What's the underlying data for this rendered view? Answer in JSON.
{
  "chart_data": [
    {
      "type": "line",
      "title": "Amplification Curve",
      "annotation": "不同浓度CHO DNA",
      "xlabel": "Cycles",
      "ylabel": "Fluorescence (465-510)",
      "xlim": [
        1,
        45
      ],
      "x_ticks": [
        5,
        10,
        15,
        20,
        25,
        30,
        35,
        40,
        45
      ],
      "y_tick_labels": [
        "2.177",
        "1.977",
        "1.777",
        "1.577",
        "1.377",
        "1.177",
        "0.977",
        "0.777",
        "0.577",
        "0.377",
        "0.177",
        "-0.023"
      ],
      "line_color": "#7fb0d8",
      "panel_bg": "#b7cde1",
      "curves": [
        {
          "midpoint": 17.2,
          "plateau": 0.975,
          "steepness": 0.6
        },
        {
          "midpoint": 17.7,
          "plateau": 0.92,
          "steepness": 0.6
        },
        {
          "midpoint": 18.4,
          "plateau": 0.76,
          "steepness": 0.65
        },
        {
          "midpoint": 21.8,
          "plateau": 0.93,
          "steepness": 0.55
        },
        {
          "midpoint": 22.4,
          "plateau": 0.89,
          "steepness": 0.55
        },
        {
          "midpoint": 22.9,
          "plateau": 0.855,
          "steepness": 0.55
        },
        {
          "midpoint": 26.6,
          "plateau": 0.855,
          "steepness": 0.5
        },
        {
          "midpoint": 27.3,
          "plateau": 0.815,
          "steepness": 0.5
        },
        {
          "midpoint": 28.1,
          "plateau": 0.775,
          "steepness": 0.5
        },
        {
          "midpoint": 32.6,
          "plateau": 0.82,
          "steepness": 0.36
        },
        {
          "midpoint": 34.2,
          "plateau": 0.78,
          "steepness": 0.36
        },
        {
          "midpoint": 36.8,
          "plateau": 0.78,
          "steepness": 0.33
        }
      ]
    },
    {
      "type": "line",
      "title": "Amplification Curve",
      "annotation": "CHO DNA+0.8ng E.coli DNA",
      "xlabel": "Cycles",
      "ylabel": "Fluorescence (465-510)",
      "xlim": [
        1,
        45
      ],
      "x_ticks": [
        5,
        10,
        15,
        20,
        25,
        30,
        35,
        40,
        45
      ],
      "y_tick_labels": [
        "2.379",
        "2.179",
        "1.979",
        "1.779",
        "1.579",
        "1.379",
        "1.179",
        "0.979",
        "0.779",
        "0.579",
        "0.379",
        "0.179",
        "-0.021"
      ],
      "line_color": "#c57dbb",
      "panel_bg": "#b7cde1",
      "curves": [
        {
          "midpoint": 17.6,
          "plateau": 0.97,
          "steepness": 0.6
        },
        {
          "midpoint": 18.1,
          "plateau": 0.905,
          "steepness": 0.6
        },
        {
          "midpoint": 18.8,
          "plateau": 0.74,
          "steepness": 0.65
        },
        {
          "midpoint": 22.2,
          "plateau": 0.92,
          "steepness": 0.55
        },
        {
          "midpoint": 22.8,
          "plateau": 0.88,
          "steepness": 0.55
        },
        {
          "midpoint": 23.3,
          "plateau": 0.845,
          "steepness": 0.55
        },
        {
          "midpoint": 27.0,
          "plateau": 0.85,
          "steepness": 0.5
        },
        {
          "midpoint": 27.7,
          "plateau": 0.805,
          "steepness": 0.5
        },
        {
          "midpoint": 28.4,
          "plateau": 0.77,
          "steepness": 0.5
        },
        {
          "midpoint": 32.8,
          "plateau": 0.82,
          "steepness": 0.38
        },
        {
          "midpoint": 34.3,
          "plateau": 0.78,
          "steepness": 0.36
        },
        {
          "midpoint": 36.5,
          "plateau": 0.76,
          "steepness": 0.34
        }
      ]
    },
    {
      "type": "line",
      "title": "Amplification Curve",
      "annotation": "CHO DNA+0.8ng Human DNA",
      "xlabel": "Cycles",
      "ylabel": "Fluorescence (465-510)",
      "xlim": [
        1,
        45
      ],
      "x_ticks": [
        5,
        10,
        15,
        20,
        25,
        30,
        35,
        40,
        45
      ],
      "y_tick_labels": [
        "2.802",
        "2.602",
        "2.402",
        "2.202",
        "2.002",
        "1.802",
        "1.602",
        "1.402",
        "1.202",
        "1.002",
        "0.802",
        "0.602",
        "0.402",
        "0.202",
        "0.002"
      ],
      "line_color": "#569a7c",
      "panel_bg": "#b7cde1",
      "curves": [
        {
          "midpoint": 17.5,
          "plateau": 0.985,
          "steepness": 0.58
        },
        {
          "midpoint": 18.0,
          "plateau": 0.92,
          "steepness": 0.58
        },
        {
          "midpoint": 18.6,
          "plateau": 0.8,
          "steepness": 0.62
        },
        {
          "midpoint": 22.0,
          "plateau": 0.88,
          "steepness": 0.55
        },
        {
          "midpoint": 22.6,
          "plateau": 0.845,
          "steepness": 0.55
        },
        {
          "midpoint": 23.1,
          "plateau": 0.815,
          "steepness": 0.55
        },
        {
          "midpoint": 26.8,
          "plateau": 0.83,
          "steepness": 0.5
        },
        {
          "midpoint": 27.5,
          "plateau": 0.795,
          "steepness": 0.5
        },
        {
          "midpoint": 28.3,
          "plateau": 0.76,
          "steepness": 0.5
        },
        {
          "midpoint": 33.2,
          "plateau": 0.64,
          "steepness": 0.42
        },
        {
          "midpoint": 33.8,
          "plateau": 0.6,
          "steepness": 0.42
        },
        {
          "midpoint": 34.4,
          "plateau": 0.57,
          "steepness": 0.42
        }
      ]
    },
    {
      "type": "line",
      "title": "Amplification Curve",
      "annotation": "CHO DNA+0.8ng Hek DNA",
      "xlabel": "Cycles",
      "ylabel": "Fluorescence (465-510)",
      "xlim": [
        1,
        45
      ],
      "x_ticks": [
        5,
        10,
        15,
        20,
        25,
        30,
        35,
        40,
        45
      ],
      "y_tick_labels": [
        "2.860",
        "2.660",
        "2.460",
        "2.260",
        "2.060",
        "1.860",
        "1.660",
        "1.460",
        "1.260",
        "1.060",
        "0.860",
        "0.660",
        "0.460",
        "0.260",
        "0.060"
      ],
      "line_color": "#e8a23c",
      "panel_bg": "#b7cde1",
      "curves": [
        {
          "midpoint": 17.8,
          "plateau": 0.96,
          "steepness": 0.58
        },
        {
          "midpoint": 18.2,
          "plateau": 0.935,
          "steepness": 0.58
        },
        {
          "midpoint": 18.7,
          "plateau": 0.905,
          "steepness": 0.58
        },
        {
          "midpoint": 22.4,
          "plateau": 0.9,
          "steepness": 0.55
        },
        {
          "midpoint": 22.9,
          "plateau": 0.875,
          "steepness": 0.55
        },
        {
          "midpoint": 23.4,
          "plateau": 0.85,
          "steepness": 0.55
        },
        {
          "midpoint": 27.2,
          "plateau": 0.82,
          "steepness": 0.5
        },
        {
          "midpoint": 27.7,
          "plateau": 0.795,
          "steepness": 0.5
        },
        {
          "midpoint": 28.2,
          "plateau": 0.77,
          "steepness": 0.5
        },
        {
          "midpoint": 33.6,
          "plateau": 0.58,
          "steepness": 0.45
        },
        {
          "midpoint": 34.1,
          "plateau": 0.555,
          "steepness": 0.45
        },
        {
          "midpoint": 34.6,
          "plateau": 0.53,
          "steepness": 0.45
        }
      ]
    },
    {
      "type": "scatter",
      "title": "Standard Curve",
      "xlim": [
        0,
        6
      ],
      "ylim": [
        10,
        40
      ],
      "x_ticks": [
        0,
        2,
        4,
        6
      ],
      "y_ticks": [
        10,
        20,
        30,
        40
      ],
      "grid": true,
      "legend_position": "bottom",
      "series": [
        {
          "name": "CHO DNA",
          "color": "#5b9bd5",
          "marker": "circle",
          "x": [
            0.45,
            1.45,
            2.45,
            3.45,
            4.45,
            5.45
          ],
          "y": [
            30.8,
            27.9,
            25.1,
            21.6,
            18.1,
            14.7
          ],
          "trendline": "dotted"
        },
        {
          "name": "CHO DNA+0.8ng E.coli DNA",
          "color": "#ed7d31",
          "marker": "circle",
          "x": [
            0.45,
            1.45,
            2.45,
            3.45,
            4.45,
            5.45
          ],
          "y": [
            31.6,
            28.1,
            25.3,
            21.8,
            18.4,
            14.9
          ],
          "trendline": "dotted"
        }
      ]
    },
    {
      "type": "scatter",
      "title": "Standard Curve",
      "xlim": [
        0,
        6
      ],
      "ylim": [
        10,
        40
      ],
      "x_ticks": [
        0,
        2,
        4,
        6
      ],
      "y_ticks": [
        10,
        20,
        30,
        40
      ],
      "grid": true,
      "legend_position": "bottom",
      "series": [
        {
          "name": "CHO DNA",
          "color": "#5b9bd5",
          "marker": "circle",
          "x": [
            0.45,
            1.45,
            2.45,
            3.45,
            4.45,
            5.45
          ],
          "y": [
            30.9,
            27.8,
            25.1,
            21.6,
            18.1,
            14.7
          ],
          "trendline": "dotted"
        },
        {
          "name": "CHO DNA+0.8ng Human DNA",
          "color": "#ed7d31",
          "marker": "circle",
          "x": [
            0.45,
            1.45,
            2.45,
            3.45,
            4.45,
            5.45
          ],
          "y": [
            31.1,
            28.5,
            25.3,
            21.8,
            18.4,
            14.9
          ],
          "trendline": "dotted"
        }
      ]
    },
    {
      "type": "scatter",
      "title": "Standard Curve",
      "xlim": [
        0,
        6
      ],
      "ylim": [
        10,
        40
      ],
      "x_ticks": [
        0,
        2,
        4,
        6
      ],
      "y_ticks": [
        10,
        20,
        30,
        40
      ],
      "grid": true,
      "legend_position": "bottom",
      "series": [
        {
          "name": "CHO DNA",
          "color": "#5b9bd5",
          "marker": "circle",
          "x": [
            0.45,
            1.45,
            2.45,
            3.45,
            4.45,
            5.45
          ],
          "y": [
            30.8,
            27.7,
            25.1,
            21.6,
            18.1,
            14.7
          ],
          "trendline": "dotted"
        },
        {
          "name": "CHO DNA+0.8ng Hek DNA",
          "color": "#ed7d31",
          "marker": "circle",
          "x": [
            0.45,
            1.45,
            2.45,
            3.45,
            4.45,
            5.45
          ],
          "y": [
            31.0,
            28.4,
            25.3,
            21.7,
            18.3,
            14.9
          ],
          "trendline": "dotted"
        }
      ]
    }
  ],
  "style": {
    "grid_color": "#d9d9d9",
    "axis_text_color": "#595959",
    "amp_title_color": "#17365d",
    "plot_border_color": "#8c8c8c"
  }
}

____

> DIRECTIVE: Extract every line containing the string "annotation" from the material.

> TASK SOLUTION:
      "annotation": "不同浓度CHO DNA",
      "annotation": "CHO DNA+0.8ng E.coli DNA",
      "annotation": "CHO DNA+0.8ng Human DNA",
      "annotation": "CHO DNA+0.8ng Hek DNA",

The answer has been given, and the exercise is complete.